__WHAT THE TASK ASKS__
Collect each line holding the string "label".

Records contained in a dataset

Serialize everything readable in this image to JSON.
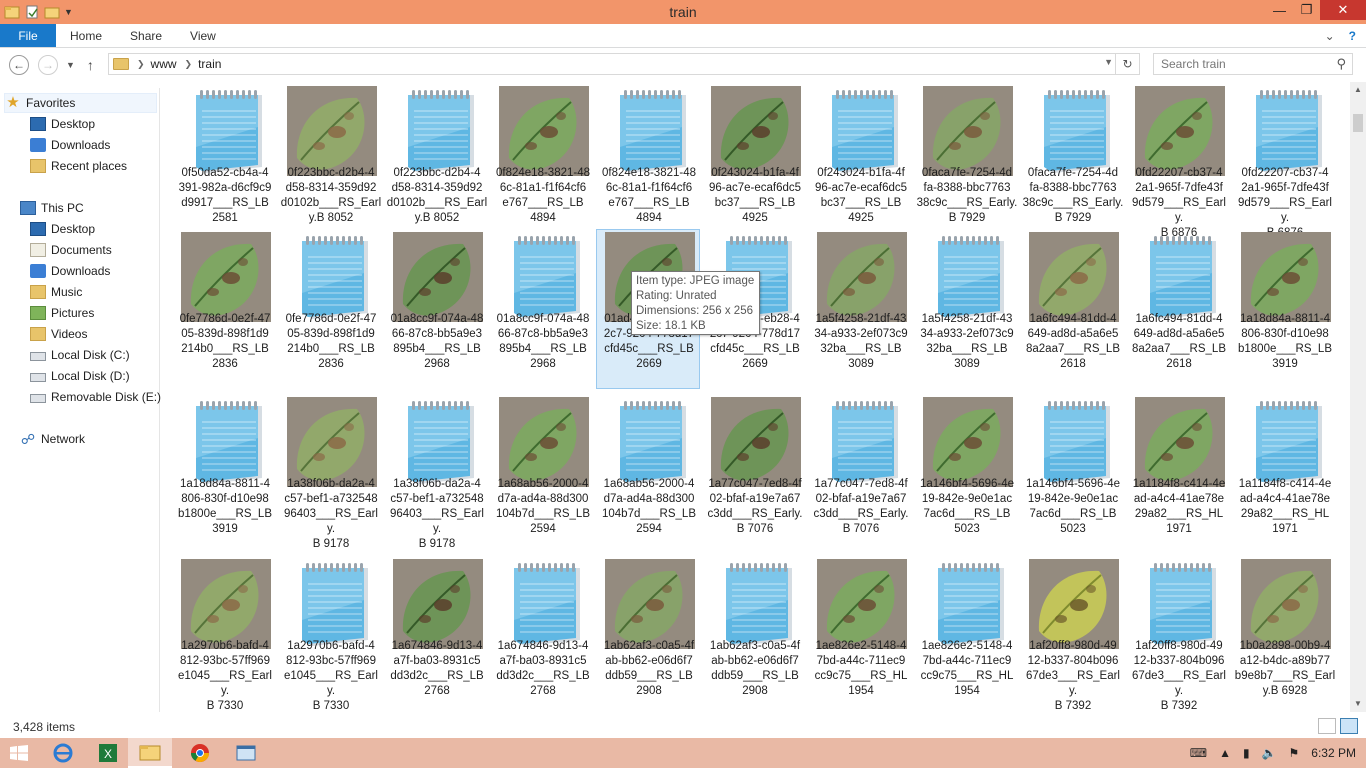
{
  "window": {
    "title": "train",
    "controls": [
      "minimize-icon",
      "restore-icon",
      "close-icon"
    ]
  },
  "ribbon": {
    "tabs": [
      {
        "label": "File",
        "active": true
      },
      {
        "label": "Home"
      },
      {
        "label": "Share"
      },
      {
        "label": "View"
      }
    ]
  },
  "address": {
    "crumbs": [
      "www",
      "train"
    ]
  },
  "search": {
    "placeholder": "Search train"
  },
  "nav": {
    "favorites": {
      "label": "Favorites",
      "items": [
        "Desktop",
        "Downloads",
        "Recent places"
      ]
    },
    "thispc": {
      "label": "This PC",
      "items": [
        "Desktop",
        "Documents",
        "Downloads",
        "Music",
        "Pictures",
        "Videos",
        "Local Disk (C:)",
        "Local Disk (D:)",
        "Removable Disk (E:)"
      ]
    },
    "network": {
      "label": "Network"
    }
  },
  "files": [
    {
      "kind": "txt",
      "name": "0f50da52-cb4a-4\n391-982a-d6cf9c9\nd9917___RS_LB\n2581"
    },
    {
      "kind": "img",
      "leaf": 2,
      "name": "0f223bbc-d2b4-4\nd58-8314-359d92\nd0102b___RS_Earl\ny.B 8052"
    },
    {
      "kind": "txt",
      "name": "0f223bbc-d2b4-4\nd58-8314-359d92\nd0102b___RS_Earl\ny.B 8052"
    },
    {
      "kind": "img",
      "leaf": 1,
      "name": "0f824e18-3821-48\n6c-81a1-f1f64cf6\ne767___RS_LB\n4894"
    },
    {
      "kind": "txt",
      "name": "0f824e18-3821-48\n6c-81a1-f1f64cf6\ne767___RS_LB\n4894"
    },
    {
      "kind": "img",
      "leaf": 3,
      "name": "0f243024-b1fa-4f\n96-ac7e-ecaf6dc5\nbc37___RS_LB\n4925"
    },
    {
      "kind": "txt",
      "name": "0f243024-b1fa-4f\n96-ac7e-ecaf6dc5\nbc37___RS_LB\n4925"
    },
    {
      "kind": "img",
      "leaf": 4,
      "name": "0faca7fe-7254-4d\nfa-8388-bbc7763\n38c9c___RS_Early.\nB 7929"
    },
    {
      "kind": "txt",
      "name": "0faca7fe-7254-4d\nfa-8388-bbc7763\n38c9c___RS_Early.\nB 7929"
    },
    {
      "kind": "img",
      "leaf": 1,
      "name": "0fd22207-cb37-4\n2a1-965f-7dfe43f\n9d579___RS_Early.\nB 6876"
    },
    {
      "kind": "txt",
      "name": "0fd22207-cb37-4\n2a1-965f-7dfe43f\n9d579___RS_Early.\nB 6876"
    },
    {
      "kind": "img",
      "leaf": 1,
      "name": "0fe7786d-0e2f-47\n05-839d-898f1d9\n214b0___RS_LB\n2836"
    },
    {
      "kind": "txt",
      "name": "0fe7786d-0e2f-47\n05-839d-898f1d9\n214b0___RS_LB\n2836"
    },
    {
      "kind": "img",
      "leaf": 3,
      "name": "01a8cc9f-074a-48\n66-87c8-bb5a9e3\n895b4___RS_LB\n2968"
    },
    {
      "kind": "txt",
      "name": "01a8cc9f-074a-48\n66-87c8-bb5a9e3\n895b4___RS_LB\n2968"
    },
    {
      "kind": "img",
      "leaf": 3,
      "selected": true,
      "name": "01ad4cc6-eb28-4\n2c7-9204-778d17\ncfd45c___RS_LB\n2669"
    },
    {
      "kind": "txt",
      "name": "01ad4cc6-eb28-4\n2c7-9204-778d17\ncfd45c___RS_LB\n2669"
    },
    {
      "kind": "img",
      "leaf": 4,
      "name": "1a5f4258-21df-43\n34-a933-2ef073c9\n32ba___RS_LB\n3089"
    },
    {
      "kind": "txt",
      "name": "1a5f4258-21df-43\n34-a933-2ef073c9\n32ba___RS_LB\n3089"
    },
    {
      "kind": "img",
      "leaf": 2,
      "name": "1a6fc494-81dd-4\n649-ad8d-a5a6e5\n8a2aa7___RS_LB\n2618"
    },
    {
      "kind": "txt",
      "name": "1a6fc494-81dd-4\n649-ad8d-a5a6e5\n8a2aa7___RS_LB\n2618"
    },
    {
      "kind": "img",
      "leaf": 1,
      "name": "1a18d84a-8811-4\n806-830f-d10e98\nb1800e___RS_LB\n3919"
    },
    {
      "kind": "txt",
      "name": "1a18d84a-8811-4\n806-830f-d10e98\nb1800e___RS_LB\n3919"
    },
    {
      "kind": "img",
      "leaf": 2,
      "name": "1a38f06b-da2a-4\nc57-bef1-a732548\n96403___RS_Early.\nB 9178"
    },
    {
      "kind": "txt",
      "name": "1a38f06b-da2a-4\nc57-bef1-a732548\n96403___RS_Early.\nB 9178"
    },
    {
      "kind": "img",
      "leaf": 1,
      "name": "1a68ab56-2000-4\nd7a-ad4a-88d300\n104b7d___RS_LB\n2594"
    },
    {
      "kind": "txt",
      "name": "1a68ab56-2000-4\nd7a-ad4a-88d300\n104b7d___RS_LB\n2594"
    },
    {
      "kind": "img",
      "leaf": 3,
      "name": "1a77c047-7ed8-4f\n02-bfaf-a19e7a67\nc3dd___RS_Early.\nB 7076"
    },
    {
      "kind": "txt",
      "name": "1a77c047-7ed8-4f\n02-bfaf-a19e7a67\nc3dd___RS_Early.\nB 7076"
    },
    {
      "kind": "img",
      "leaf": 1,
      "name": "1a146bf4-5696-4e\n19-842e-9e0e1ac\n7ac6d___RS_LB\n5023"
    },
    {
      "kind": "txt",
      "name": "1a146bf4-5696-4e\n19-842e-9e0e1ac\n7ac6d___RS_LB\n5023"
    },
    {
      "kind": "img",
      "leaf": 1,
      "name": "1a1184f8-c414-4e\nad-a4c4-41ae78e\n29a82___RS_HL\n1971"
    },
    {
      "kind": "txt",
      "name": "1a1184f8-c414-4e\nad-a4c4-41ae78e\n29a82___RS_HL\n1971"
    },
    {
      "kind": "img",
      "leaf": 2,
      "name": "1a2970b6-bafd-4\n812-93bc-57ff969\ne1045___RS_Early.\nB 7330"
    },
    {
      "kind": "txt",
      "name": "1a2970b6-bafd-4\n812-93bc-57ff969\ne1045___RS_Early.\nB 7330"
    },
    {
      "kind": "img",
      "leaf": 3,
      "name": "1a674846-9d13-4\na7f-ba03-8931c5\ndd3d2c___RS_LB\n2768"
    },
    {
      "kind": "txt",
      "name": "1a674846-9d13-4\na7f-ba03-8931c5\ndd3d2c___RS_LB\n2768"
    },
    {
      "kind": "img",
      "leaf": 4,
      "name": "1ab62af3-c0a5-4f\nab-bb62-e06d6f7\nddb59___RS_LB\n2908"
    },
    {
      "kind": "txt",
      "name": "1ab62af3-c0a5-4f\nab-bb62-e06d6f7\nddb59___RS_LB\n2908"
    },
    {
      "kind": "img",
      "leaf": 1,
      "name": "1ae826e2-5148-4\n7bd-a44c-711ec9\ncc9c75___RS_HL\n1954"
    },
    {
      "kind": "txt",
      "name": "1ae826e2-5148-4\n7bd-a44c-711ec9\ncc9c75___RS_HL\n1954"
    },
    {
      "kind": "img",
      "leaf": 5,
      "name": "1af20ff8-980d-49\n12-b337-804b096\n67de3___RS_Early.\nB 7392"
    },
    {
      "kind": "txt",
      "name": "1af20ff8-980d-49\n12-b337-804b096\n67de3___RS_Early.\nB 7392"
    },
    {
      "kind": "img",
      "leaf": 2,
      "name": "1b0a2898-00b9-4\na12-b4dc-a89b77\nb9e8b7___RS_Earl\ny.B 6928"
    }
  ],
  "tooltip": {
    "lines": [
      "Item type: JPEG image",
      "Rating: Unrated",
      "Dimensions: 256 x 256",
      "Size: 18.1 KB"
    ]
  },
  "status": {
    "count": "3,428 items"
  },
  "taskbar": {
    "time": "6:32 PM",
    "apps": [
      "ie-icon",
      "excel-icon",
      "file-explorer-icon",
      "chrome-icon",
      "explorer-window-icon"
    ]
  },
  "colors": {
    "titlebar": "#f2956a",
    "file_tab": "#1979ca",
    "selection": "#d9ebf9",
    "taskbar": "#e9b9a5",
    "close": "#c7372f"
  }
}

__ANSWER TO THE EXERCISE__
        "label": "File",
        "label": "Home"
        "label": "Share"
        "label": "View"
      "label": "Favorites",
      "label": "This PC",
      "label": "Network"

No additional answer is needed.